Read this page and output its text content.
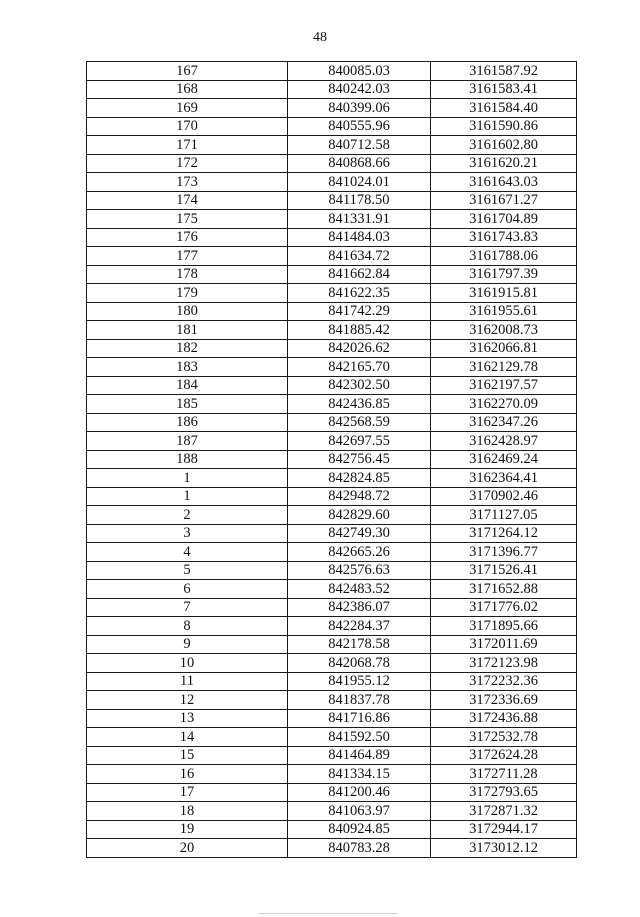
48
167	840085.03	3161587.92
168	840242.03	3161583.41
169	840399.06	3161584.40
170	840555.96	3161590.86
171	840712.58	3161602.80
172	840868.66	3161620.21
173	841024.01	3161643.03
174	841178.50	3161671.27
175	841331.91	3161704.89
176	841484.03	3161743.83
177	841634.72	3161788.06
178	841662.84	3161797.39
179	841622.35	3161915.81
180	841742.29	3161955.61
181	841885.42	3162008.73
182	842026.62	3162066.81
183	842165.70	3162129.78
184	842302.50	3162197.57
185	842436.85	3162270.09
186	842568.59	3162347.26
187	842697.55	3162428.97
188	842756.45	3162469.24
1	842824.85	3162364.41
1	842948.72	3170902.46
2	842829.60	3171127.05
3	842749.30	3171264.12
4	842665.26	3171396.77
5	842576.63	3171526.41
6	842483.52	3171652.88
7	842386.07	3171776.02
8	842284.37	3171895.66
9	842178.58	3172011.69
10	842068.78	3172123.98
11	841955.12	3172232.36
12	841837.78	3172336.69
13	841716.86	3172436.88
14	841592.50	3172532.78
15	841464.89	3172624.28
16	841334.15	3172711.28
17	841200.46	3172793.65
18	841063.97	3172871.32
19	840924.85	3172944.17
20	840783.28	3173012.12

■ **Written exercise**
Quote the preceding listing precisely and completely, omitting its images.

■ **Right answer**
Read this page and output its text content.
48
167	840085.03	3161587.92
168	840242.03	3161583.41
169	840399.06	3161584.40
170	840555.96	3161590.86
171	840712.58	3161602.80
172	840868.66	3161620.21
173	841024.01	3161643.03
174	841178.50	3161671.27
175	841331.91	3161704.89
176	841484.03	3161743.83
177	841634.72	3161788.06
178	841662.84	3161797.39
179	841622.35	3161915.81
180	841742.29	3161955.61
181	841885.42	3162008.73
182	842026.62	3162066.81
183	842165.70	3162129.78
184	842302.50	3162197.57
185	842436.85	3162270.09
186	842568.59	3162347.26
187	842697.55	3162428.97
188	842756.45	3162469.24
1	842824.85	3162364.41
1	842948.72	3170902.46
2	842829.60	3171127.05
3	842749.30	3171264.12
4	842665.26	3171396.77
5	842576.63	3171526.41
6	842483.52	3171652.88
7	842386.07	3171776.02
8	842284.37	3171895.66
9	842178.58	3172011.69
10	842068.78	3172123.98
11	841955.12	3172232.36
12	841837.78	3172336.69
13	841716.86	3172436.88
14	841592.50	3172532.78
15	841464.89	3172624.28
16	841334.15	3172711.28
17	841200.46	3172793.65
18	841063.97	3172871.32
19	840924.85	3172944.17
20	840783.28	3173012.12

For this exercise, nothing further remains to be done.